→ **WHAT YOU HAVE TO DO**
Extract the lines that hold the string "JSON".
:: LISTED ENTRIES
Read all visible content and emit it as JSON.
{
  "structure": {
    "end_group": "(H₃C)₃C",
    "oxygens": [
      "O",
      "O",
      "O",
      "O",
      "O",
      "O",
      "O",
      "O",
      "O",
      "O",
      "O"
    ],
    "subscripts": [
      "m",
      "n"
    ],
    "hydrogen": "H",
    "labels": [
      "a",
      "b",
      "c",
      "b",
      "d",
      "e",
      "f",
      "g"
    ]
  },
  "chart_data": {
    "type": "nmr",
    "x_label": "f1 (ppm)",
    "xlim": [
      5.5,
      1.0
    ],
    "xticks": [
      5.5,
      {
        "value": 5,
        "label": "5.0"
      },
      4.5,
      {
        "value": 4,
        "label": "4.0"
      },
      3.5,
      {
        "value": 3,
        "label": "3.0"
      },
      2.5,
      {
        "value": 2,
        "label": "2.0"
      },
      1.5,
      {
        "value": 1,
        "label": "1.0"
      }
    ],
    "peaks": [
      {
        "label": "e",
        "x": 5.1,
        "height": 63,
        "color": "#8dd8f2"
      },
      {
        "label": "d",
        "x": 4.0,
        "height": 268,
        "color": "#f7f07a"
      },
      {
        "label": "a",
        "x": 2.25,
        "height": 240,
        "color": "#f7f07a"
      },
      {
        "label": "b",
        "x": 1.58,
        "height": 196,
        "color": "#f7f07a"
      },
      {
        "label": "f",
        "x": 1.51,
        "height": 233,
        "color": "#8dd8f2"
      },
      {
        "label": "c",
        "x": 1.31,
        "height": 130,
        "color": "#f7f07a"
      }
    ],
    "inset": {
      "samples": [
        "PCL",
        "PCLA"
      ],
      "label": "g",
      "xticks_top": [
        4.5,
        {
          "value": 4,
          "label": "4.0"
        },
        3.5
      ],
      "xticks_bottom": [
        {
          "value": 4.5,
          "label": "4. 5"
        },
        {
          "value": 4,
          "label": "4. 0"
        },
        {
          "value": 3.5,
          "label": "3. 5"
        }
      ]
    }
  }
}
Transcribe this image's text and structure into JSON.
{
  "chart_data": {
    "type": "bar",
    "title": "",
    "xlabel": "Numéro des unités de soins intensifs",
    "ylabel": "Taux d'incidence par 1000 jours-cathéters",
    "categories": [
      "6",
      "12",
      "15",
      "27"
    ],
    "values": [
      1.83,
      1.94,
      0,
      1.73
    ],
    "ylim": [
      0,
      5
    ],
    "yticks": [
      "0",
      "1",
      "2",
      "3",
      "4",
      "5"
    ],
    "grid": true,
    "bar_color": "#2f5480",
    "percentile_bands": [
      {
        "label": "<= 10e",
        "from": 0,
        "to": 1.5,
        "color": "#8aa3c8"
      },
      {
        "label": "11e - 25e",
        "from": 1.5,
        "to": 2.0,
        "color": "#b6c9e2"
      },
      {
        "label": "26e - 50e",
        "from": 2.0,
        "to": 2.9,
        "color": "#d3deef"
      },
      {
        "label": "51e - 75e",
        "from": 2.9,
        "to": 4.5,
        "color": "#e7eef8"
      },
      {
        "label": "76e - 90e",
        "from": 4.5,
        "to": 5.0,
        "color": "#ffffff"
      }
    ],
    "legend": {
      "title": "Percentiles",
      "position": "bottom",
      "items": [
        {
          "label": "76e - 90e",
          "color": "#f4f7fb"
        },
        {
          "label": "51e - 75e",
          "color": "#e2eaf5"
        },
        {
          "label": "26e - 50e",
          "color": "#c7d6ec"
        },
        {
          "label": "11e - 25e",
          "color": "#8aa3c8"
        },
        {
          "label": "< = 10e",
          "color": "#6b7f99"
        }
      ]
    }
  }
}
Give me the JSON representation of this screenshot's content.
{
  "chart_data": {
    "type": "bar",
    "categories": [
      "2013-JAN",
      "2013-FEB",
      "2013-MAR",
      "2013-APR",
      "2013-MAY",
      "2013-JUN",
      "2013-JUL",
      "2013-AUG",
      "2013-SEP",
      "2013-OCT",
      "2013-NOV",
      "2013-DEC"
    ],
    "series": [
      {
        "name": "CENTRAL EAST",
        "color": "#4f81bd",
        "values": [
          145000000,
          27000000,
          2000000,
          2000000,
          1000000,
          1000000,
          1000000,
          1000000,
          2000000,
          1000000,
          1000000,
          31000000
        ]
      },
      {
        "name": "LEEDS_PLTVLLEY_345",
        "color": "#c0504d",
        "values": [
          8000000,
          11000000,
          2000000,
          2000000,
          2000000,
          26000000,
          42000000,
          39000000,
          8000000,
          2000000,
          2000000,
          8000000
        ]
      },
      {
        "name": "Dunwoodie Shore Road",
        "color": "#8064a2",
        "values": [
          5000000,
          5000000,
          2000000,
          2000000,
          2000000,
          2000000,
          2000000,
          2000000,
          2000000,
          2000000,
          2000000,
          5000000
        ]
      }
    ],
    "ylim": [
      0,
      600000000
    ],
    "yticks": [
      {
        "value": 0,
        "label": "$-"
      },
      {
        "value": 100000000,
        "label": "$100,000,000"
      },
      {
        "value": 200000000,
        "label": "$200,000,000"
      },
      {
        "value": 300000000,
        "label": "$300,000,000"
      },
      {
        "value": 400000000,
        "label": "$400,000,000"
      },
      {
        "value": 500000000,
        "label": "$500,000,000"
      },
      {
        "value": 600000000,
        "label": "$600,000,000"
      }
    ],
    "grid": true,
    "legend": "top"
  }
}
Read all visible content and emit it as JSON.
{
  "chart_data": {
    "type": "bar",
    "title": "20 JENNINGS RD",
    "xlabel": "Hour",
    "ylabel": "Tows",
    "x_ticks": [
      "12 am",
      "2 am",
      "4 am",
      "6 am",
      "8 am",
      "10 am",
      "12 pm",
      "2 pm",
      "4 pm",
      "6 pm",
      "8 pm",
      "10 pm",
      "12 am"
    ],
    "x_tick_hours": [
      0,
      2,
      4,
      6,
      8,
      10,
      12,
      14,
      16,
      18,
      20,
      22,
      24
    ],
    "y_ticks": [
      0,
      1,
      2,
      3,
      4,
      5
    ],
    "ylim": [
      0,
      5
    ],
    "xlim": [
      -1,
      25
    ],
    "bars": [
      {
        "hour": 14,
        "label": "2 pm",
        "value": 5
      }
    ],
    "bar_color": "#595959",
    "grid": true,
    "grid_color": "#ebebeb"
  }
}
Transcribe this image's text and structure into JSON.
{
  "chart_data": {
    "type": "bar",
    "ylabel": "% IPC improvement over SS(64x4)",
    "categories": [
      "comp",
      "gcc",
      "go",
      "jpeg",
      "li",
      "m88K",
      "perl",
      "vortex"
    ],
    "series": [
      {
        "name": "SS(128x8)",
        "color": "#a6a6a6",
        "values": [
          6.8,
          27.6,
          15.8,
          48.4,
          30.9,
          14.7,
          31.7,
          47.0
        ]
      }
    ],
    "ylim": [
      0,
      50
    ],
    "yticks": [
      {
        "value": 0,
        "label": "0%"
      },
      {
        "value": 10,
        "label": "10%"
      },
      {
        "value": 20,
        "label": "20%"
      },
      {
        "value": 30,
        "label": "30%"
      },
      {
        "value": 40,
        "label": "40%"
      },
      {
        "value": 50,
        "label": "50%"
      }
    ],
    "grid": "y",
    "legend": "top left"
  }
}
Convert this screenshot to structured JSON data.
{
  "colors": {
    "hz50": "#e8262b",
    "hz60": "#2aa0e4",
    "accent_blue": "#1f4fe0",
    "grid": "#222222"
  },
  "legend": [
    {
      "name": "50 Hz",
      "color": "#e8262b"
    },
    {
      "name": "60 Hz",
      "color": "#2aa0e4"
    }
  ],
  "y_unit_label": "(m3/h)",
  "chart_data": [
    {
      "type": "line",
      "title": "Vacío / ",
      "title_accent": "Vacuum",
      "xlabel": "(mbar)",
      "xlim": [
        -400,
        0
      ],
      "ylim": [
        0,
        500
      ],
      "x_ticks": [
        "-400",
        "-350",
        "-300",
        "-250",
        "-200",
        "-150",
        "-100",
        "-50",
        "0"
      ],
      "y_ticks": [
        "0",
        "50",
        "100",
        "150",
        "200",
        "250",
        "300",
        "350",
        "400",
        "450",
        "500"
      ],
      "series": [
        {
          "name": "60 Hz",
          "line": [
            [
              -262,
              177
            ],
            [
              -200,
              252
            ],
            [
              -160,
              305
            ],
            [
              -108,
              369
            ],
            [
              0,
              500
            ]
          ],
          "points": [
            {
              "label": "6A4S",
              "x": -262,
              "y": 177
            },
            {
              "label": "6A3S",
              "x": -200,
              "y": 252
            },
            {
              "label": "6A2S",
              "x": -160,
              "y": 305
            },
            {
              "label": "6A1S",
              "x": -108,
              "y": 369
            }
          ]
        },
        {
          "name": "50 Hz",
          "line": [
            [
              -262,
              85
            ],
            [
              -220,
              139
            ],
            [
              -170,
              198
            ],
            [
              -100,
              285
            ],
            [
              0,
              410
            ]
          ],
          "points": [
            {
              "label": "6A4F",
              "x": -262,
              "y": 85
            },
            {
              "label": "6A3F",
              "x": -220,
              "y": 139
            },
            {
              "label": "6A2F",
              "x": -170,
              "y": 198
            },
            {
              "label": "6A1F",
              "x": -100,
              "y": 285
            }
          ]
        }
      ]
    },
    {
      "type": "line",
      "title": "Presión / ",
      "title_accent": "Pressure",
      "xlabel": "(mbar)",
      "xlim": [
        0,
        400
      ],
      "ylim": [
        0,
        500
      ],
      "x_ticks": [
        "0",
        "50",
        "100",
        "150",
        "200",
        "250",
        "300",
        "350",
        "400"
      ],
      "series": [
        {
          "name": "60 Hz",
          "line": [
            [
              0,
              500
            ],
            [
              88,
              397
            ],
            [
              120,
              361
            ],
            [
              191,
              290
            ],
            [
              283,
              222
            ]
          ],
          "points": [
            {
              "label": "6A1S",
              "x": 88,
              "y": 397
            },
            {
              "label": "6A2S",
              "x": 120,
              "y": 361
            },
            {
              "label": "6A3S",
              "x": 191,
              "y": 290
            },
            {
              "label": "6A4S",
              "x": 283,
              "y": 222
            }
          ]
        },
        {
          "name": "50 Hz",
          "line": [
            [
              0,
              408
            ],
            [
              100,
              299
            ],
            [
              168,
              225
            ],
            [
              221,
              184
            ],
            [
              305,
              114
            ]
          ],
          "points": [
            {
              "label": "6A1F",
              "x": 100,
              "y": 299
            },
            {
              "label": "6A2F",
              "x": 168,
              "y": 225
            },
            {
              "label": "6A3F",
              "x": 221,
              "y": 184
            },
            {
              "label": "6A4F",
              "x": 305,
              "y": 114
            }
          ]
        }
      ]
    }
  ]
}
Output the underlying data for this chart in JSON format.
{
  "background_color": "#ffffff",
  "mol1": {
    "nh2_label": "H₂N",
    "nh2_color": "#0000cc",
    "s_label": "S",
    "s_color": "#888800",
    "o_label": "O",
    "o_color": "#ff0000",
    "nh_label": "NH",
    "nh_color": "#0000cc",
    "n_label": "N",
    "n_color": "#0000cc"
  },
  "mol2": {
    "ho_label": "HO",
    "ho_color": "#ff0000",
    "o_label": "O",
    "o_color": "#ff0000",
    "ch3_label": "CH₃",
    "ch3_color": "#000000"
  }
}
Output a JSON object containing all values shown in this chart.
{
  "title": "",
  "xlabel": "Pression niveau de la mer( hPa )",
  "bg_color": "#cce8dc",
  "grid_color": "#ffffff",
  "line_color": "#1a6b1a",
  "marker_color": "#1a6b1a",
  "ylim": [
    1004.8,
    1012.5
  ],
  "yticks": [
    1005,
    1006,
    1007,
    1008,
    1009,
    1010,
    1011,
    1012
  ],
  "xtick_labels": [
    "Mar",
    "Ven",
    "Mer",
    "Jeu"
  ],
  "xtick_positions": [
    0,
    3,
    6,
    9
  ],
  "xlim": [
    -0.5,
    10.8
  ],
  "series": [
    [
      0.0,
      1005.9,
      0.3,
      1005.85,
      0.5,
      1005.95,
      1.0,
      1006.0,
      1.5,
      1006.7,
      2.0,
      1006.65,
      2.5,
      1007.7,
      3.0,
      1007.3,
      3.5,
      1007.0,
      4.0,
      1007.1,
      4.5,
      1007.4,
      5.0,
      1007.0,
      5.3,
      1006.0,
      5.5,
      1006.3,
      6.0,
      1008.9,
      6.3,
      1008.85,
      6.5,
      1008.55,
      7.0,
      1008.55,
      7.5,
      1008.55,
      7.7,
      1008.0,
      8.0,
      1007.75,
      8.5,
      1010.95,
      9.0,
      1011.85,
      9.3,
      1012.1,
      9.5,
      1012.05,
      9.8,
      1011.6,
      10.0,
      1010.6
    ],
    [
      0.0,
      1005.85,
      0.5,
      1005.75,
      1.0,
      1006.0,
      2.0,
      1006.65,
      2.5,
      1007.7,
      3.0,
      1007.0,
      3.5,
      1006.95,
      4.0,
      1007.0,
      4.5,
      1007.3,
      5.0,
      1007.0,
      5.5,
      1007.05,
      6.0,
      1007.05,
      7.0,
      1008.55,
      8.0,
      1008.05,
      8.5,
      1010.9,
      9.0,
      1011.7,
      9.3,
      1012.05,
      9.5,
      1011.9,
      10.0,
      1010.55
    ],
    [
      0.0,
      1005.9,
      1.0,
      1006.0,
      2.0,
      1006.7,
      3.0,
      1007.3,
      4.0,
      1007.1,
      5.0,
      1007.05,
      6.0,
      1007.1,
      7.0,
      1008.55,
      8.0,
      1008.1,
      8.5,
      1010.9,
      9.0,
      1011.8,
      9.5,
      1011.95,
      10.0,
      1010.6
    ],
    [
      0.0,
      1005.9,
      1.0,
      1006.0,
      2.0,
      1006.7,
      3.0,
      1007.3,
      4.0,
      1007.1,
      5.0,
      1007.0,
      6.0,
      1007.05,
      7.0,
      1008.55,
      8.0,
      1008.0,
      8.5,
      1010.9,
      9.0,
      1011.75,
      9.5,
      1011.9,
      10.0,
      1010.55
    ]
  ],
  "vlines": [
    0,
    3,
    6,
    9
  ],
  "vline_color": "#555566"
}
::::
→ **ANSWER TO THIS PROBLEM**
Read all visible content and emit it as JSON.
Transcribe this image's text and structure into JSON.
Give me the JSON representation of this screenshot's content.
Read all visible content and emit it as JSON.
Transcribe this image's text and structure into JSON.
Convert this screenshot to structured JSON data.
Output the underlying data for this chart in JSON format.
Output a JSON object containing all values shown in this chart.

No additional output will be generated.